* start Given records *

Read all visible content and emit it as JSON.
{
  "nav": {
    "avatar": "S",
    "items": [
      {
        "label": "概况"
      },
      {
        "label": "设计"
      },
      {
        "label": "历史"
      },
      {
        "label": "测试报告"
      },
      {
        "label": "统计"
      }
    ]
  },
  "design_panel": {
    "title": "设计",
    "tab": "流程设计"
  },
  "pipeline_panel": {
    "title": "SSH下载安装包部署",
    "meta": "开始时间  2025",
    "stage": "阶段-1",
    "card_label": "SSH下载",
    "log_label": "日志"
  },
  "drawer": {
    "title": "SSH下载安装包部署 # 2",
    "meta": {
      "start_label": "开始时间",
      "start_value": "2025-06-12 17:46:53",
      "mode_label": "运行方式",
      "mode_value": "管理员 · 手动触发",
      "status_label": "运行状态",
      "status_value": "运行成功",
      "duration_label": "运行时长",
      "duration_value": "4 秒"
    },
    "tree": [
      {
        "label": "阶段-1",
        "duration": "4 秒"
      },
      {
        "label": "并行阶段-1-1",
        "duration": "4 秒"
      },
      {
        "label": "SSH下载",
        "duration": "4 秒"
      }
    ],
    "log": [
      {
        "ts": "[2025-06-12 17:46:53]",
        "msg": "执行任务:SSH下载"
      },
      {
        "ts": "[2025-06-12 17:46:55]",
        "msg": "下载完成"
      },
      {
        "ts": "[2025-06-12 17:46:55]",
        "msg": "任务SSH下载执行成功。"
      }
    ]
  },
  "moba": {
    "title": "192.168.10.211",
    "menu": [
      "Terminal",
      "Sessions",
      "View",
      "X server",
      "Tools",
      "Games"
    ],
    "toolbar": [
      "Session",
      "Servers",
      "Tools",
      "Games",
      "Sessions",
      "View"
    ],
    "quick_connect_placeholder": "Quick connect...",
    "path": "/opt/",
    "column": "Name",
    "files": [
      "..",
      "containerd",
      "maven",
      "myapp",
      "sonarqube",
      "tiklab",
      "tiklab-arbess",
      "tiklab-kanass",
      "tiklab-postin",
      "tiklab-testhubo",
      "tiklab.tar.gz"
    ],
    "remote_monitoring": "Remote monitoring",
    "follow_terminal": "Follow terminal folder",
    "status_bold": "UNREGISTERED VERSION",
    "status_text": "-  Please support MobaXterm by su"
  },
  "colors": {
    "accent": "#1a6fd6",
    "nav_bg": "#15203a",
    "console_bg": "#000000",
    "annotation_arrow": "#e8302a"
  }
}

* end Given records *

• What you need to do
Write out every record, exactly as written.

• Solution to the exercise
Read all visible content and emit it as JSON.
{
  "nav": {
    "avatar": "S",
    "items": [
      {
        "label": "概况"
      },
      {
        "label": "设计"
      },
      {
        "label": "历史"
      },
      {
        "label": "测试报告"
      },
      {
        "label": "统计"
      }
    ]
  },
  "design_panel": {
    "title": "设计",
    "tab": "流程设计"
  },
  "pipeline_panel": {
    "title": "SSH下载安装包部署",
    "meta": "开始时间  2025",
    "stage": "阶段-1",
    "card_label": "SSH下载",
    "log_label": "日志"
  },
  "drawer": {
    "title": "SSH下载安装包部署 # 2",
    "meta": {
      "start_label": "开始时间",
      "start_value": "2025-06-12 17:46:53",
      "mode_label": "运行方式",
      "mode_value": "管理员 · 手动触发",
      "status_label": "运行状态",
      "status_value": "运行成功",
      "duration_label": "运行时长",
      "duration_value": "4 秒"
    },
    "tree": [
      {
        "label": "阶段-1",
        "duration": "4 秒"
      },
      {
        "label": "并行阶段-1-1",
        "duration": "4 秒"
      },
      {
        "label": "SSH下载",
        "duration": "4 秒"
      }
    ],
    "log": [
      {
        "ts": "[2025-06-12 17:46:53]",
        "msg": "执行任务:SSH下载"
      },
      {
        "ts": "[2025-06-12 17:46:55]",
        "msg": "下载完成"
      },
      {
        "ts": "[2025-06-12 17:46:55]",
        "msg": "任务SSH下载执行成功。"
      }
    ]
  },
  "moba": {
    "title": "192.168.10.211",
    "menu": [
      "Terminal",
      "Sessions",
      "View",
      "X server",
      "Tools",
      "Games"
    ],
    "toolbar": [
      "Session",
      "Servers",
      "Tools",
      "Games",
      "Sessions",
      "View"
    ],
    "quick_connect_placeholder": "Quick connect...",
    "path": "/opt/",
    "column": "Name",
    "files": [
      "..",
      "containerd",
      "maven",
      "myapp",
      "sonarqube",
      "tiklab",
      "tiklab-arbess",
      "tiklab-kanass",
      "tiklab-postin",
      "tiklab-testhubo",
      "tiklab.tar.gz"
    ],
    "remote_monitoring": "Remote monitoring",
    "follow_terminal": "Follow terminal folder",
    "status_bold": "UNREGISTERED VERSION",
    "status_text": "-  Please support MobaXterm by su"
  },
  "colors": {
    "accent": "#1a6fd6",
    "nav_bg": "#15203a",
    "console_bg": "#000000",
    "annotation_arrow": "#e8302a"
  }
}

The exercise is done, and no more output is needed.